» **Data entries**
## Start

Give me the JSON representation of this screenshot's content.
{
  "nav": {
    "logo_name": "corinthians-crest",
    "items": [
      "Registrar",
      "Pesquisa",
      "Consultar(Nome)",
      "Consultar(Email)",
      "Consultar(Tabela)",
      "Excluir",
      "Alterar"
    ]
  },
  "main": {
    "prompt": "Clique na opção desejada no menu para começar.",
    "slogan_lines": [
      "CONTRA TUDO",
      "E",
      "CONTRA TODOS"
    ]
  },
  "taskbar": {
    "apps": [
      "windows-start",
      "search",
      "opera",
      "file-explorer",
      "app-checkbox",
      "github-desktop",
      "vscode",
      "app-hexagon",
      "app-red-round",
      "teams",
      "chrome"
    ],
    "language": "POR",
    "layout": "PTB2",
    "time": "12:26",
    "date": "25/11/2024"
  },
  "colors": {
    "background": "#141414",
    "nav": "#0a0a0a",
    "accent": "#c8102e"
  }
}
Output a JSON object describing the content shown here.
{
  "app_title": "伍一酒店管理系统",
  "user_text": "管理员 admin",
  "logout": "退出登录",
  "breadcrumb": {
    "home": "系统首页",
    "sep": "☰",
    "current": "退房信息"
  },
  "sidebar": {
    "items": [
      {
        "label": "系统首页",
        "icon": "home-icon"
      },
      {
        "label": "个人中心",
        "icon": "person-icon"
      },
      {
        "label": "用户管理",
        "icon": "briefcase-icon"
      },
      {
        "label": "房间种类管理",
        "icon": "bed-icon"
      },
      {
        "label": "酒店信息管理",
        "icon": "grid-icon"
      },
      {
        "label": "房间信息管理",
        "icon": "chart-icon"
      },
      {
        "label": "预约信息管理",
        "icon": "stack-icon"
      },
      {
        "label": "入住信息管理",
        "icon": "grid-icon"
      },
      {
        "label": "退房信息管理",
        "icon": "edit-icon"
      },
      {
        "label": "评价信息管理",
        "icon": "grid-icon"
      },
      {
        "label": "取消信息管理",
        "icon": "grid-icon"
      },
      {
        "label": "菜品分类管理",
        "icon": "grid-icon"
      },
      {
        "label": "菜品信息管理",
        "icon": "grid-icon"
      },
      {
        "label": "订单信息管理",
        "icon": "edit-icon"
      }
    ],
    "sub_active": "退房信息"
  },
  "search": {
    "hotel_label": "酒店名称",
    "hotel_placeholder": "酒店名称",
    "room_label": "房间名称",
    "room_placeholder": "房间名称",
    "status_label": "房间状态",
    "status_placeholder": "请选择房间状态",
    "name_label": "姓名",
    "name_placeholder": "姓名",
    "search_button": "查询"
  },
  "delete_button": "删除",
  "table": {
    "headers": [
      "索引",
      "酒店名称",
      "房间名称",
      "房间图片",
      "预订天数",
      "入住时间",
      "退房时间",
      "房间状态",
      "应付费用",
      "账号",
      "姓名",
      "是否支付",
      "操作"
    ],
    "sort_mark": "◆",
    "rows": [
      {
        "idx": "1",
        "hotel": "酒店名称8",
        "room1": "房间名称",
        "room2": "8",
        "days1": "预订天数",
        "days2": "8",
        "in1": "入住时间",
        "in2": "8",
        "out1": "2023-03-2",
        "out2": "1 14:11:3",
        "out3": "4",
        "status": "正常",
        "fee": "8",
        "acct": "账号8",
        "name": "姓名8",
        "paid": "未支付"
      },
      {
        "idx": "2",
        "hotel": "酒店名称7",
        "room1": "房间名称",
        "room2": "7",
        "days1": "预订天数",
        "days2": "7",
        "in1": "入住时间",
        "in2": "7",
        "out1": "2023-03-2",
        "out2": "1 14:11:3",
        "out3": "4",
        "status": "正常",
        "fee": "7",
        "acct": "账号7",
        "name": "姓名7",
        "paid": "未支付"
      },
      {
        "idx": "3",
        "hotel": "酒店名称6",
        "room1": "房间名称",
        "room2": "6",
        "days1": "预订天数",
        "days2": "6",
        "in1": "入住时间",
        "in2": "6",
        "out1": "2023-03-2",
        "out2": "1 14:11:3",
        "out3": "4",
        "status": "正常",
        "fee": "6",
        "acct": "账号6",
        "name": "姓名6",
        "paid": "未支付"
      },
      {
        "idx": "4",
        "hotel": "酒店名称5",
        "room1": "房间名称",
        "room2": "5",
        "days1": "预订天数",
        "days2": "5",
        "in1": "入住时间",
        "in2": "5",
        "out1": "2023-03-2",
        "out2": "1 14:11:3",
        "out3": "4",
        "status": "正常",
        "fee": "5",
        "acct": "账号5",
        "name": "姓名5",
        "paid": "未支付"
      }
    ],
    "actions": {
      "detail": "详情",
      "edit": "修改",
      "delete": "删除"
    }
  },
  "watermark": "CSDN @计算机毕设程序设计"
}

## End

» **WHAT IS EXPECTED**
Every record should be given again exactly.

» **COMPLETE ANSWER**
Give me the JSON representation of this screenshot's content.
{
  "nav": {
    "logo_name": "corinthians-crest",
    "items": [
      "Registrar",
      "Pesquisa",
      "Consultar(Nome)",
      "Consultar(Email)",
      "Consultar(Tabela)",
      "Excluir",
      "Alterar"
    ]
  },
  "main": {
    "prompt": "Clique na opção desejada no menu para começar.",
    "slogan_lines": [
      "CONTRA TUDO",
      "E",
      "CONTRA TODOS"
    ]
  },
  "taskbar": {
    "apps": [
      "windows-start",
      "search",
      "opera",
      "file-explorer",
      "app-checkbox",
      "github-desktop",
      "vscode",
      "app-hexagon",
      "app-red-round",
      "teams",
      "chrome"
    ],
    "language": "POR",
    "layout": "PTB2",
    "time": "12:26",
    "date": "25/11/2024"
  },
  "colors": {
    "background": "#141414",
    "nav": "#0a0a0a",
    "accent": "#c8102e"
  }
}
Output a JSON object describing the content shown here.
{
  "app_title": "伍一酒店管理系统",
  "user_text": "管理员 admin",
  "logout": "退出登录",
  "breadcrumb": {
    "home": "系统首页",
    "sep": "☰",
    "current": "退房信息"
  },
  "sidebar": {
    "items": [
      {
        "label": "系统首页",
        "icon": "home-icon"
      },
      {
        "label": "个人中心",
        "icon": "person-icon"
      },
      {
        "label": "用户管理",
        "icon": "briefcase-icon"
      },
      {
        "label": "房间种类管理",
        "icon": "bed-icon"
      },
      {
        "label": "酒店信息管理",
        "icon": "grid-icon"
      },
      {
        "label": "房间信息管理",
        "icon": "chart-icon"
      },
      {
        "label": "预约信息管理",
        "icon": "stack-icon"
      },
      {
        "label": "入住信息管理",
        "icon": "grid-icon"
      },
      {
        "label": "退房信息管理",
        "icon": "edit-icon"
      },
      {
        "label": "评价信息管理",
        "icon": "grid-icon"
      },
      {
        "label": "取消信息管理",
        "icon": "grid-icon"
      },
      {
        "label": "菜品分类管理",
        "icon": "grid-icon"
      },
      {
        "label": "菜品信息管理",
        "icon": "grid-icon"
      },
      {
        "label": "订单信息管理",
        "icon": "edit-icon"
      }
    ],
    "sub_active": "退房信息"
  },
  "search": {
    "hotel_label": "酒店名称",
    "hotel_placeholder": "酒店名称",
    "room_label": "房间名称",
    "room_placeholder": "房间名称",
    "status_label": "房间状态",
    "status_placeholder": "请选择房间状态",
    "name_label": "姓名",
    "name_placeholder": "姓名",
    "search_button": "查询"
  },
  "delete_button": "删除",
  "table": {
    "headers": [
      "索引",
      "酒店名称",
      "房间名称",
      "房间图片",
      "预订天数",
      "入住时间",
      "退房时间",
      "房间状态",
      "应付费用",
      "账号",
      "姓名",
      "是否支付",
      "操作"
    ],
    "sort_mark": "◆",
    "rows": [
      {
        "idx": "1",
        "hotel": "酒店名称8",
        "room1": "房间名称",
        "room2": "8",
        "days1": "预订天数",
        "days2": "8",
        "in1": "入住时间",
        "in2": "8",
        "out1": "2023-03-2",
        "out2": "1 14:11:3",
        "out3": "4",
        "status": "正常",
        "fee": "8",
        "acct": "账号8",
        "name": "姓名8",
        "paid": "未支付"
      },
      {
        "idx": "2",
        "hotel": "酒店名称7",
        "room1": "房间名称",
        "room2": "7",
        "days1": "预订天数",
        "days2": "7",
        "in1": "入住时间",
        "in2": "7",
        "out1": "2023-03-2",
        "out2": "1 14:11:3",
        "out3": "4",
        "status": "正常",
        "fee": "7",
        "acct": "账号7",
        "name": "姓名7",
        "paid": "未支付"
      },
      {
        "idx": "3",
        "hotel": "酒店名称6",
        "room1": "房间名称",
        "room2": "6",
        "days1": "预订天数",
        "days2": "6",
        "in1": "入住时间",
        "in2": "6",
        "out1": "2023-03-2",
        "out2": "1 14:11:3",
        "out3": "4",
        "status": "正常",
        "fee": "6",
        "acct": "账号6",
        "name": "姓名6",
        "paid": "未支付"
      },
      {
        "idx": "4",
        "hotel": "酒店名称5",
        "room1": "房间名称",
        "room2": "5",
        "days1": "预订天数",
        "days2": "5",
        "in1": "入住时间",
        "in2": "5",
        "out1": "2023-03-2",
        "out2": "1 14:11:3",
        "out3": "4",
        "status": "正常",
        "fee": "5",
        "acct": "账号5",
        "name": "姓名5",
        "paid": "未支付"
      }
    ],
    "actions": {
      "detail": "详情",
      "edit": "修改",
      "delete": "删除"
    }
  },
  "watermark": "CSDN @计算机毕设程序设计"
}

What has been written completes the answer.